» EXERCISE DESCRIPTION
Filter the entries that follow, copying every line in which the word "Search" appears.

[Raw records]
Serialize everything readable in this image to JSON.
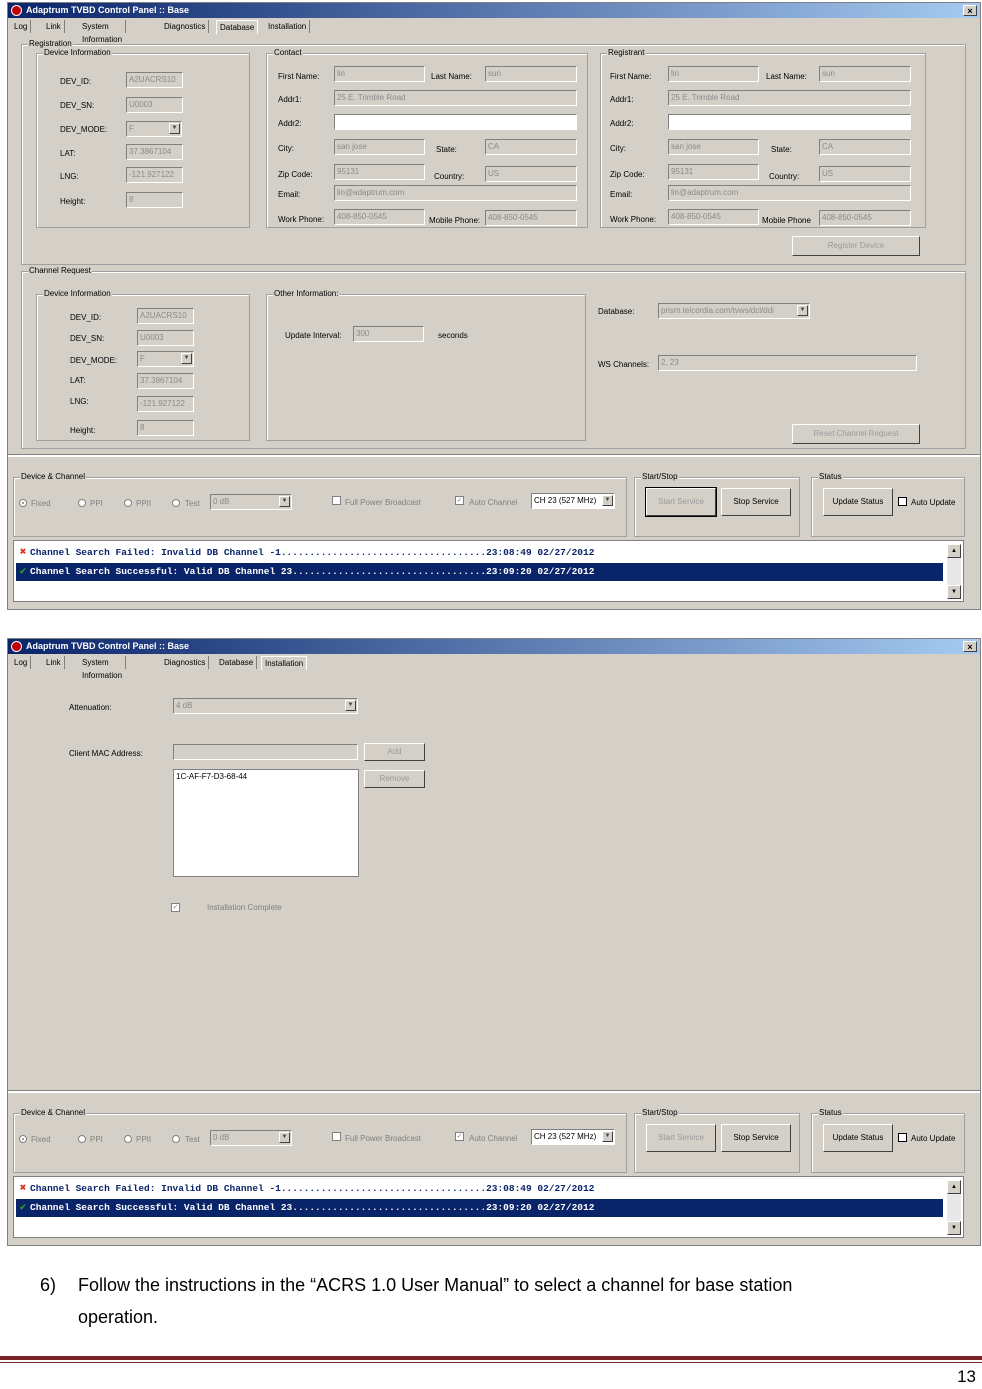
{
  "window1": {
    "title": "Adaptrum TVBD Control Panel :: Base",
    "close_glyph": "×",
    "tabs": [
      "Log",
      "Link",
      "System Information",
      "Diagnostics",
      "Database",
      "Installation"
    ],
    "active_tab": "Database",
    "registration": {
      "label": "Registration",
      "device_info": {
        "label": "Device Information",
        "dev_id_label": "DEV_ID:",
        "dev_id": "A2UACRS10",
        "dev_sn_label": "DEV_SN:",
        "dev_sn": "U0003",
        "dev_mode_label": "DEV_MODE:",
        "dev_mode": "F",
        "lat_label": "LAT:",
        "lat": "37.3867104",
        "lng_label": "LNG:",
        "lng": "-121.927122",
        "height_label": "Height:",
        "height": "8"
      },
      "contact": {
        "label": "Contact",
        "first_name_label": "First Name:",
        "first_name": "lin",
        "last_name_label": "Last Name:",
        "last_name": "sun",
        "addr1_label": "Addr1:",
        "addr1": "25 E. Trimble Road",
        "addr2_label": "Addr2:",
        "addr2": "",
        "city_label": "City:",
        "city": "san jose",
        "state_label": "State:",
        "state": "CA",
        "zip_label": "Zip Code:",
        "zip": "95131",
        "country_label": "Country:",
        "country": "US",
        "email_label": "Email:",
        "email": "lin@adaptrum.com",
        "work_phone_label": "Work Phone:",
        "work_phone": "408-850-0545",
        "mobile_phone_label": "Mobile Phone:",
        "mobile_phone": "408-850-0545"
      },
      "registrant": {
        "label": "Registrant",
        "first_name_label": "First Name:",
        "first_name": "lin",
        "last_name_label": "Last Name:",
        "last_name": "sun",
        "addr1_label": "Addr1:",
        "addr1": "25 E. Trimble Road",
        "addr2_label": "Addr2:",
        "addr2": "",
        "city_label": "City:",
        "city": "san jose",
        "state_label": "State:",
        "state": "CA",
        "zip_label": "Zip Code:",
        "zip": "95131",
        "country_label": "Country:",
        "country": "US",
        "email_label": "Email:",
        "email": "lin@adaptrum.com",
        "work_phone_label": "Work Phone:",
        "work_phone": "408-850-0545",
        "mobile_phone_label": "Mobile Phone",
        "mobile_phone": "408-850-0545"
      },
      "register_button": "Register Device"
    },
    "channel_request": {
      "label": "Channel Request",
      "device_info": {
        "label": "Device Information",
        "dev_id_label": "DEV_ID:",
        "dev_id": "A2UACRS10",
        "dev_sn_label": "DEV_SN:",
        "dev_sn": "U0003",
        "dev_mode_label": "DEV_MODE:",
        "dev_mode": "F",
        "lat_label": "LAT:",
        "lat": "37.3867104",
        "lng_label": "LNG:",
        "lng": "-121.927122",
        "height_label": "Height:",
        "height": "8"
      },
      "other_info": {
        "label": "Other Information:",
        "update_interval_label": "Update Interval:",
        "update_interval": "300",
        "seconds_label": "seconds"
      },
      "database_label": "Database:",
      "database": "prism.telcordia.com/tvws/dcl/ddi",
      "ws_channels_label": "WS Channels:",
      "ws_channels": "2, 23",
      "reset_button": "Reset Channel Request"
    }
  },
  "window2": {
    "title": "Adaptrum TVBD Control Panel :: Base",
    "close_glyph": "×",
    "tabs": [
      "Log",
      "Link",
      "System Information",
      "Diagnostics",
      "Database",
      "Installation"
    ],
    "active_tab": "Installation",
    "attenuation_label": "Attenuation:",
    "attenuation": "4 dB",
    "client_mac_label": "Client MAC Address:",
    "client_mac_value": "",
    "add_button": "Add",
    "remove_button": "Remove",
    "mac_list": [
      "1C-AF-F7-D3-68-44"
    ],
    "installation_complete_label": "Installation Complete",
    "installation_complete_checked": true
  },
  "bottom_panel": {
    "device_channel": {
      "label": "Device & Channel",
      "radios": [
        "Fixed",
        "PPI",
        "PPII",
        "Test"
      ],
      "selected_radio": "Fixed",
      "test_level": "0 dB",
      "full_power_label": "Full Power Broadcast",
      "full_power_checked": false,
      "auto_channel_label": "Auto Channel",
      "auto_channel_checked": true,
      "channel": "CH 23 (527 MHz)"
    },
    "start_stop": {
      "label": "Start/Stop",
      "start_button": "Start Service",
      "stop_button": "Stop Service"
    },
    "status": {
      "label": "Status",
      "update_button": "Update Status",
      "auto_update_label": "Auto Update",
      "auto_update_checked": false
    },
    "log": [
      {
        "status": "error",
        "text": "Channel Search Failed: Invalid DB Channel -1....................................23:08:49  02/27/2012"
      },
      {
        "status": "ok",
        "text": "Channel Search Successful: Valid DB Channel 23..................................23:09:20  02/27/2012",
        "selected": true
      }
    ]
  },
  "document": {
    "step_number": "6)",
    "step_text_line1": "Follow the instructions in the “ACRS 1.0 User Manual” to select a channel for base station",
    "step_text_line2": "operation.",
    "page_number": "13"
  },
  "colors": {
    "titlebar_start": "#0a246a",
    "titlebar_end": "#a6caf0",
    "window_bg": "#d4d0c8",
    "log_selected": "#0a246a",
    "rule": "#7b2226",
    "error_icon": "#e0301e",
    "ok_icon": "#2aa02a"
  },
  "icons": {
    "error": "x-mark-icon",
    "ok": "check-mark-icon",
    "app": "app-logo-icon"
  }
}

» SOLUTION FOR THIS TASK
        "text": "Channel Search Failed: Invalid DB Channel -1....................................23:08:49  02/27/2012"
        "text": "Channel Search Successful: Valid DB Channel 23..................................23:09:20  02/27/2012",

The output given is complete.